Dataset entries
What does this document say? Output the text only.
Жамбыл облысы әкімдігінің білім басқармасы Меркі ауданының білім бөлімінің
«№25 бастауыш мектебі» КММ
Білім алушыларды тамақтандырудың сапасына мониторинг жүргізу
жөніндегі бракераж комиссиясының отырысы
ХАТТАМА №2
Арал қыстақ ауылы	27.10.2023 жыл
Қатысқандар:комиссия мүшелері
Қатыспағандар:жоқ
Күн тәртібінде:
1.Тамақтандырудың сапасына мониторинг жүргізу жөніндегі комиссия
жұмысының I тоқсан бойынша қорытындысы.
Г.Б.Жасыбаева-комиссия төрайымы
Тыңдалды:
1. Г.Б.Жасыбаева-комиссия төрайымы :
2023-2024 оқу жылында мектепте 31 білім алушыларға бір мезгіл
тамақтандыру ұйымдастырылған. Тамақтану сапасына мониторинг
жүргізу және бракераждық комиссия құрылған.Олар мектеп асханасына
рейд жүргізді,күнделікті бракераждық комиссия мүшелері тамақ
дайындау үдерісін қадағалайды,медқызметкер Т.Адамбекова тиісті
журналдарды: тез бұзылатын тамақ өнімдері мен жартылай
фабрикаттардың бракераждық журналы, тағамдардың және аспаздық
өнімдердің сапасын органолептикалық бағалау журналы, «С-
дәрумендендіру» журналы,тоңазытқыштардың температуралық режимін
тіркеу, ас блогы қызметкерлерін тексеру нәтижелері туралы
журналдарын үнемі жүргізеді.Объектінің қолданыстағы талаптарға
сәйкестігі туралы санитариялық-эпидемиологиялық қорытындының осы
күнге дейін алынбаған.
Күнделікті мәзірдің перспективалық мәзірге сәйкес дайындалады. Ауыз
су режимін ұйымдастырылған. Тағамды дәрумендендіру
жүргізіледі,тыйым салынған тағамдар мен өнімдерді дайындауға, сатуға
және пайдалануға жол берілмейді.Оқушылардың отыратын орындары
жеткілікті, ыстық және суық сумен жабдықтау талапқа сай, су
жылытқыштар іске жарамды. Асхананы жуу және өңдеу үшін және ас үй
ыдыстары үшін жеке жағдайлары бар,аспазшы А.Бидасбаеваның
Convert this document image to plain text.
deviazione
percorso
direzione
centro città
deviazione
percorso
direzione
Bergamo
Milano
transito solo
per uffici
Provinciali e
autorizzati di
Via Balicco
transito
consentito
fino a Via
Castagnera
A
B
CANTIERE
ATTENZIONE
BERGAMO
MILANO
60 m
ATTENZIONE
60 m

» TASK STATEMENT
Quote the material exactly, leaving nothing out.

» SOLUTION FOR THIS PROBLEM
What does this document say? Output the text only.
Жамбыл облысы әкімдігінің білім басқармасы Меркі ауданының білім бөлімінің
«№25 бастауыш мектебі» КММ
Білім алушыларды тамақтандырудың сапасына мониторинг жүргізу
жөніндегі бракераж комиссиясының отырысы
ХАТТАМА №2
Арал қыстақ ауылы	27.10.2023 жыл
Қатысқандар:комиссия мүшелері
Қатыспағандар:жоқ
Күн тәртібінде:
1.Тамақтандырудың сапасына мониторинг жүргізу жөніндегі комиссия
жұмысының I тоқсан бойынша қорытындысы.
Г.Б.Жасыбаева-комиссия төрайымы
Тыңдалды:
1. Г.Б.Жасыбаева-комиссия төрайымы :
2023-2024 оқу жылында мектепте 31 білім алушыларға бір мезгіл
тамақтандыру ұйымдастырылған. Тамақтану сапасына мониторинг
жүргізу және бракераждық комиссия құрылған.Олар мектеп асханасына
рейд жүргізді,күнделікті бракераждық комиссия мүшелері тамақ
дайындау үдерісін қадағалайды,медқызметкер Т.Адамбекова тиісті
журналдарды: тез бұзылатын тамақ өнімдері мен жартылай
фабрикаттардың бракераждық журналы, тағамдардың және аспаздық
өнімдердің сапасын органолептикалық бағалау журналы, «С-
дәрумендендіру» журналы,тоңазытқыштардың температуралық режимін
тіркеу, ас блогы қызметкерлерін тексеру нәтижелері туралы
журналдарын үнемі жүргізеді.Объектінің қолданыстағы талаптарға
сәйкестігі туралы санитариялық-эпидемиологиялық қорытындының осы
күнге дейін алынбаған.
Күнделікті мәзірдің перспективалық мәзірге сәйкес дайындалады. Ауыз
су режимін ұйымдастырылған. Тағамды дәрумендендіру
жүргізіледі,тыйым салынған тағамдар мен өнімдерді дайындауға, сатуға
және пайдалануға жол берілмейді.Оқушылардың отыратын орындары
жеткілікті, ыстық және суық сумен жабдықтау талапқа сай, су
жылытқыштар іске жарамды. Асхананы жуу және өңдеу үшін және ас үй
ыдыстары үшін жеке жағдайлары бар,аспазшы А.Бидасбаеваның
Convert this document image to plain text.
deviazione
percorso
direzione
centro città
deviazione
percorso
direzione
Bergamo
Milano
transito solo
per uffici
Provinciali e
autorizzati di
Via Balicco
transito
consentito
fino a Via
Castagnera
A
B
CANTIERE
ATTENZIONE
BERGAMO
MILANO
60 m
ATTENZIONE
60 m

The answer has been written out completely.